EXERCISE REQUIREMENTS
Every record that follows should be printed verbatim.

DATASET
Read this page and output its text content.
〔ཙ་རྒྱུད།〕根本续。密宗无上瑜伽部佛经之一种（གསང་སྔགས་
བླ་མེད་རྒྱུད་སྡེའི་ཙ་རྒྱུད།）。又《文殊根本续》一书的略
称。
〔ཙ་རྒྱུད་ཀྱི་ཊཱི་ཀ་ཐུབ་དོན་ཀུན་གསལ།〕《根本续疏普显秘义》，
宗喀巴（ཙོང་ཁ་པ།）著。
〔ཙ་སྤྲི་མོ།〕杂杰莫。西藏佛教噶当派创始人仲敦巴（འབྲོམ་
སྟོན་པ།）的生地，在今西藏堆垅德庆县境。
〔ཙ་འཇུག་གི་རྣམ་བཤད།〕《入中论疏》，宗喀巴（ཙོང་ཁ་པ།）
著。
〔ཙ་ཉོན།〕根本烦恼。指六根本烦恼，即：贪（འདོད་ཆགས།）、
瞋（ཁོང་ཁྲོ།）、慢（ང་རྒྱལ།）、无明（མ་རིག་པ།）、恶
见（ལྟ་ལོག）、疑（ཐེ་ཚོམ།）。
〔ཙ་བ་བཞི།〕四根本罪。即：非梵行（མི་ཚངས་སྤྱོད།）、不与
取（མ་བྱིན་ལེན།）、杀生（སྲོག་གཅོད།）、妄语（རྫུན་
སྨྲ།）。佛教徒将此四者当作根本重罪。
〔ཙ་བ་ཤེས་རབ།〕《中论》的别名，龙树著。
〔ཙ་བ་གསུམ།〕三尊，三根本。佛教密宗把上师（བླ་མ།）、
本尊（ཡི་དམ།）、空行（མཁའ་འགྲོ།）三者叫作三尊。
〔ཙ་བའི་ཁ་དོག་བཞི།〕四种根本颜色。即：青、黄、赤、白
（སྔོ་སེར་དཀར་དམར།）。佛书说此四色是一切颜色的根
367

OUTPUT BELOW
Read this page and output its text content.
〔ཙ་རྒྱུད།〕根本续。密宗无上瑜伽部佛经之一种（གསང་སྔགས་
བླ་མེད་རྒྱུད་སྡེའི་ཙ་རྒྱུད།）。又《文殊根本续》一书的略
称。
〔ཙ་རྒྱུད་ཀྱི་ཊཱི་ཀ་ཐུབ་དོན་ཀུན་གསལ།〕《根本续疏普显秘义》，
宗喀巴（ཙོང་ཁ་པ།）著。
〔ཙ་སྤྲི་མོ།〕杂杰莫。西藏佛教噶当派创始人仲敦巴（འབྲོམ་
སྟོན་པ།）的生地，在今西藏堆垅德庆县境。
〔ཙ་འཇུག་གི་རྣམ་བཤད།〕《入中论疏》，宗喀巴（ཙོང་ཁ་པ།）
著。
〔ཙ་ཉོན།〕根本烦恼。指六根本烦恼，即：贪（འདོད་ཆགས།）、
瞋（ཁོང་ཁྲོ།）、慢（ང་རྒྱལ།）、无明（མ་རིག་པ།）、恶
见（ལྟ་ལོག）、疑（ཐེ་ཚོམ།）。
〔ཙ་བ་བཞི།〕四根本罪。即：非梵行（མི་ཚངས་སྤྱོད།）、不与
取（མ་བྱིན་ལེན།）、杀生（སྲོག་གཅོད།）、妄语（རྫུན་
སྨྲ།）。佛教徒将此四者当作根本重罪。
〔ཙ་བ་ཤེས་རབ།〕《中论》的别名，龙树著。
〔ཙ་བ་གསུམ།〕三尊，三根本。佛教密宗把上师（བླ་མ།）、
本尊（ཡི་དམ།）、空行（མཁའ་འགྲོ།）三者叫作三尊。
〔ཙ་བའི་ཁ་དོག་བཞི།〕四种根本颜色。即：青、黄、赤、白
（སྔོ་སེར་དཀར་དམར།）。佛书说此四色是一切颜色的根
367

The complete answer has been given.